TASK TO COMPLETE –
Rewrite everything from the line containing "Patent image size: (1046, 1411)." down to the line containing "The lane boundary 408 is at (464, 152).", changing "top view" to "plan view" and leaving everything else as it is.
>> Begin
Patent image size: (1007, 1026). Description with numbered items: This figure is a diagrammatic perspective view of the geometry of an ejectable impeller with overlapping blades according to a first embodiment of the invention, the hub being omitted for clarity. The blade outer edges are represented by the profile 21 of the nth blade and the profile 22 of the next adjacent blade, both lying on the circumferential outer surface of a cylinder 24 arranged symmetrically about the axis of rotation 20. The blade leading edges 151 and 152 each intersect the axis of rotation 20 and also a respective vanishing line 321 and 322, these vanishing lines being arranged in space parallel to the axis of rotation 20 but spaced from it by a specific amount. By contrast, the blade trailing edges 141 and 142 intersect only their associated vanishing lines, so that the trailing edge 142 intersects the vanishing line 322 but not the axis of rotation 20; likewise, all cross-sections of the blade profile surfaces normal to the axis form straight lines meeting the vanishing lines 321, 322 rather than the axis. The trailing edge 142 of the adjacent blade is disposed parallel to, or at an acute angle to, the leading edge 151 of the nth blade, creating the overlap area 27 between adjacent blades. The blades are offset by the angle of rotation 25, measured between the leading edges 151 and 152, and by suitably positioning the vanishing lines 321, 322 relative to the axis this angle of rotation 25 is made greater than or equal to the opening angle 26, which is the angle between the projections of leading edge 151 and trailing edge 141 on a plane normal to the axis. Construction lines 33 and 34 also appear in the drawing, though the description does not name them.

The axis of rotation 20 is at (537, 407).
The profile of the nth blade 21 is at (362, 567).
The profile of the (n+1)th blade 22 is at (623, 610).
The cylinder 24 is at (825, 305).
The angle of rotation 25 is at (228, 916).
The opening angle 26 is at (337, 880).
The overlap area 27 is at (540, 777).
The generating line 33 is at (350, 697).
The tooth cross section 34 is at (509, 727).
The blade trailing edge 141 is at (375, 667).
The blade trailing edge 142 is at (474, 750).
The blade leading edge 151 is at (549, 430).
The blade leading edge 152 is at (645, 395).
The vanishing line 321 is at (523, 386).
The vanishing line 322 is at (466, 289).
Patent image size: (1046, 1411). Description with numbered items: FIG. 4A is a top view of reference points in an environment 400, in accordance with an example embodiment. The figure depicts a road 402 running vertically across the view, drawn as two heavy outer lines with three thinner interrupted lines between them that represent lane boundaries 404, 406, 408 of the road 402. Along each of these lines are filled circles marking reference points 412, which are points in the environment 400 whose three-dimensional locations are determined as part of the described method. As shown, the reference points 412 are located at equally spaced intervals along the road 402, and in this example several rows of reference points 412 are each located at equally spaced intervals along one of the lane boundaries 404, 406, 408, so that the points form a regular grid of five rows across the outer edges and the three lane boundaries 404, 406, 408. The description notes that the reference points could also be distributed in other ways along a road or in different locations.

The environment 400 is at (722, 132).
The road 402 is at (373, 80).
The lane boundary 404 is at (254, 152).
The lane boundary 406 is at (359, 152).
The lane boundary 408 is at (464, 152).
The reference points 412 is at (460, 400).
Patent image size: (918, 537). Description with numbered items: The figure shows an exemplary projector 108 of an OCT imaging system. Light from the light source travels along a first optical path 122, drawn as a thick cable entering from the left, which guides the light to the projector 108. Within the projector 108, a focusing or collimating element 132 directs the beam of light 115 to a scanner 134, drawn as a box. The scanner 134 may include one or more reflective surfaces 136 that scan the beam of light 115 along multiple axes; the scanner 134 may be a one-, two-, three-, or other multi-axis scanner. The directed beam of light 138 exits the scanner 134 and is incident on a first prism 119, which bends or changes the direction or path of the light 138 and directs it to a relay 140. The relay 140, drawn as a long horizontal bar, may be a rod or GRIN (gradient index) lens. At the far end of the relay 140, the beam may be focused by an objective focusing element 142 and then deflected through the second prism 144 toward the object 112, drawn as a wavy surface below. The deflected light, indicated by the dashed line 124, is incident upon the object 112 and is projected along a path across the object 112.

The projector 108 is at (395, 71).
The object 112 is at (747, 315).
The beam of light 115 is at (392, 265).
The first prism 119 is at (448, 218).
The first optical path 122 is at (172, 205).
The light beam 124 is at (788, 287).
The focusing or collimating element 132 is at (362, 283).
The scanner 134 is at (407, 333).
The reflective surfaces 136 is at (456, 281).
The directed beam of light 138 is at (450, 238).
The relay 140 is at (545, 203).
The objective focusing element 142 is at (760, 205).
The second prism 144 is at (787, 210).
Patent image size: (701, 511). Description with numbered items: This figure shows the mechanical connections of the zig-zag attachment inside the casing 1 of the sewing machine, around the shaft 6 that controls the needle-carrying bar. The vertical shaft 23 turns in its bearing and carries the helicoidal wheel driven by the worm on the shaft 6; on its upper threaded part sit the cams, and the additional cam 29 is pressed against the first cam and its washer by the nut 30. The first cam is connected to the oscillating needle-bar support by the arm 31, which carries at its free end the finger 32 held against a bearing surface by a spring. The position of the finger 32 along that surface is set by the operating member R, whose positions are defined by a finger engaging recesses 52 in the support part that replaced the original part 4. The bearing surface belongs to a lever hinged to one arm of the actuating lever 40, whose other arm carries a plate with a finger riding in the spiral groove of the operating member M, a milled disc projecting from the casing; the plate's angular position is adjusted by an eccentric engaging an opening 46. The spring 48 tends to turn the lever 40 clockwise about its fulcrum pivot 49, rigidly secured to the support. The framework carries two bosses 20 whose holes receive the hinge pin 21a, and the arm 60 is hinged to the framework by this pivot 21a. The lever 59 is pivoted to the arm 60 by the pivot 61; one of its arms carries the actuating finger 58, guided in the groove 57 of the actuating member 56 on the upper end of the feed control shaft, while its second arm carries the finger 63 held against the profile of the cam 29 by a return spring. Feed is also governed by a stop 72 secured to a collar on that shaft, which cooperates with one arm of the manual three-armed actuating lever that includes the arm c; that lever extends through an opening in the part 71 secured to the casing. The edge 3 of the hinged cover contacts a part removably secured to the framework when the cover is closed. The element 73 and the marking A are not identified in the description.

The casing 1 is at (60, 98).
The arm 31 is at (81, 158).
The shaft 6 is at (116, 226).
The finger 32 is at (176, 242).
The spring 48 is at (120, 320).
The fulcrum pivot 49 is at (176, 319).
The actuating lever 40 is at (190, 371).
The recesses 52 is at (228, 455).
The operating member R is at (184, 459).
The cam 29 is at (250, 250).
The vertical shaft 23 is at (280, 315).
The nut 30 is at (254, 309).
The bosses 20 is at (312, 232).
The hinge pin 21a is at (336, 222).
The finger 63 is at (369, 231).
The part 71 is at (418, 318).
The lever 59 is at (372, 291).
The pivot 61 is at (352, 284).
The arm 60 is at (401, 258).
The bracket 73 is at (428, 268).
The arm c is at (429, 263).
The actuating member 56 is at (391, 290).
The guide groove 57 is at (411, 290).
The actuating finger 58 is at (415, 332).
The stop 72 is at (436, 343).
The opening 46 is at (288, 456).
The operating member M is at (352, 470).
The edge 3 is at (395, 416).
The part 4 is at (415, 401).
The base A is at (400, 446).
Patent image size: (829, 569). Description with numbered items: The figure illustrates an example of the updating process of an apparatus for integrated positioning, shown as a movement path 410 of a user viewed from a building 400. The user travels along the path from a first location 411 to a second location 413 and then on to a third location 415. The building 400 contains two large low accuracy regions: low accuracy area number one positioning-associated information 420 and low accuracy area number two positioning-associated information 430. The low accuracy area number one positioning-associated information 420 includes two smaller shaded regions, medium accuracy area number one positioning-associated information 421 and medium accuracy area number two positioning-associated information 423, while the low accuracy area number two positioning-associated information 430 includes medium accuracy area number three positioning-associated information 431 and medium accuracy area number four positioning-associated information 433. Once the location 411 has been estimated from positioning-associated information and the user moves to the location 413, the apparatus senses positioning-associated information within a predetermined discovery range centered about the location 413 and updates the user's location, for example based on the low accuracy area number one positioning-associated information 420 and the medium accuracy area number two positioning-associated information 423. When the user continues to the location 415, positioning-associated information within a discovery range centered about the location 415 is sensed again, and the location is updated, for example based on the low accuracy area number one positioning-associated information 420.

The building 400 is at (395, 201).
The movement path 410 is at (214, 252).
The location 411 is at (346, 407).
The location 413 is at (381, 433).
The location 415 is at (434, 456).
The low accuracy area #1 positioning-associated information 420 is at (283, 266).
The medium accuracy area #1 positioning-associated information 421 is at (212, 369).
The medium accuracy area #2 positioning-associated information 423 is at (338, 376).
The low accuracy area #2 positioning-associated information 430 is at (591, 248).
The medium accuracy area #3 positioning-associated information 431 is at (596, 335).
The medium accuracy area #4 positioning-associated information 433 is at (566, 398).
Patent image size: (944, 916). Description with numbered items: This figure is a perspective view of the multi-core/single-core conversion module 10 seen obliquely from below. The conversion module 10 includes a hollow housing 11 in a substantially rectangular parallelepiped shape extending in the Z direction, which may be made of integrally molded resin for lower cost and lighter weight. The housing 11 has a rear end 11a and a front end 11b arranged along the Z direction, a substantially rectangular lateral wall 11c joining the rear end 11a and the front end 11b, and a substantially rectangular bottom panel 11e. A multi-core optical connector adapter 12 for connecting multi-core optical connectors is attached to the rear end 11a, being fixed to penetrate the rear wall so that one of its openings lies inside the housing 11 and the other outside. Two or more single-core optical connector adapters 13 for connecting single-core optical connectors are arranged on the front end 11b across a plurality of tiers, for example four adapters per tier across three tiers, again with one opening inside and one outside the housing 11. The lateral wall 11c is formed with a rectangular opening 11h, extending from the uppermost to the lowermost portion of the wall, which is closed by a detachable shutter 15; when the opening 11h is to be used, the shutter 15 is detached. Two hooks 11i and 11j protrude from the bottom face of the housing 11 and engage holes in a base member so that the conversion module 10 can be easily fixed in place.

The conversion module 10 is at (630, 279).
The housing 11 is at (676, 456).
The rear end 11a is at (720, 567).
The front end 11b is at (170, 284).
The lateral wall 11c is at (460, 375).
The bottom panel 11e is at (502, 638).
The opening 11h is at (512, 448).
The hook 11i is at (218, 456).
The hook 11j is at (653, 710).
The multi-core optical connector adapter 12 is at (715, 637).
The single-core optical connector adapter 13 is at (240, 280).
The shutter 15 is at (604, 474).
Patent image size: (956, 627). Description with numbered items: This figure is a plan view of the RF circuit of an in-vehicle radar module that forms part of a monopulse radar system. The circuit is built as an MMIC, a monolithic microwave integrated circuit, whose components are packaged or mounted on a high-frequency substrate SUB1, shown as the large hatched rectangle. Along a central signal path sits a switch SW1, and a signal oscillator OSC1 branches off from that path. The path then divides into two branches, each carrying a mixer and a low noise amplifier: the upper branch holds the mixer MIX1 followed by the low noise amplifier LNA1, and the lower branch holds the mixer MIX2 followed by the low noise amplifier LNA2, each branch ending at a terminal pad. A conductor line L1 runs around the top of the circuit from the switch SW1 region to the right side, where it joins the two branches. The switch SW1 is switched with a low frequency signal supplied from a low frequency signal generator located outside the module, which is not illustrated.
>> End
TASK RESPONSE –
Patent image size: (1046, 1411). Description with numbered items: FIG. 4A is a plan view of reference points in an environment 400, in accordance with an example embodiment. The figure depicts a road 402 running vertically across the view, drawn as two heavy outer lines with three thinner interrupted lines between them that represent lane boundaries 404, 406, 408 of the road 402. Along each of these lines are filled circles marking reference points 412, which are points in the environment 400 whose three-dimensional locations are determined as part of the described method. As shown, the reference points 412 are located at equally spaced intervals along the road 402, and in this example several rows of reference points 412 are each located at equally spaced intervals along one of the lane boundaries 404, 406, 408, so that the points form a regular grid of five rows across the outer edges and the three lane boundaries 404, 406, 408. The description notes that the reference points could also be distributed in other ways along a road or in different locations.

The environment 400 is at (722, 132).
The road 402 is at (373, 80).
The lane boundary 404 is at (254, 152).
The lane boundary 406 is at (359, 152).
The lane boundary 408 is at (464, 152).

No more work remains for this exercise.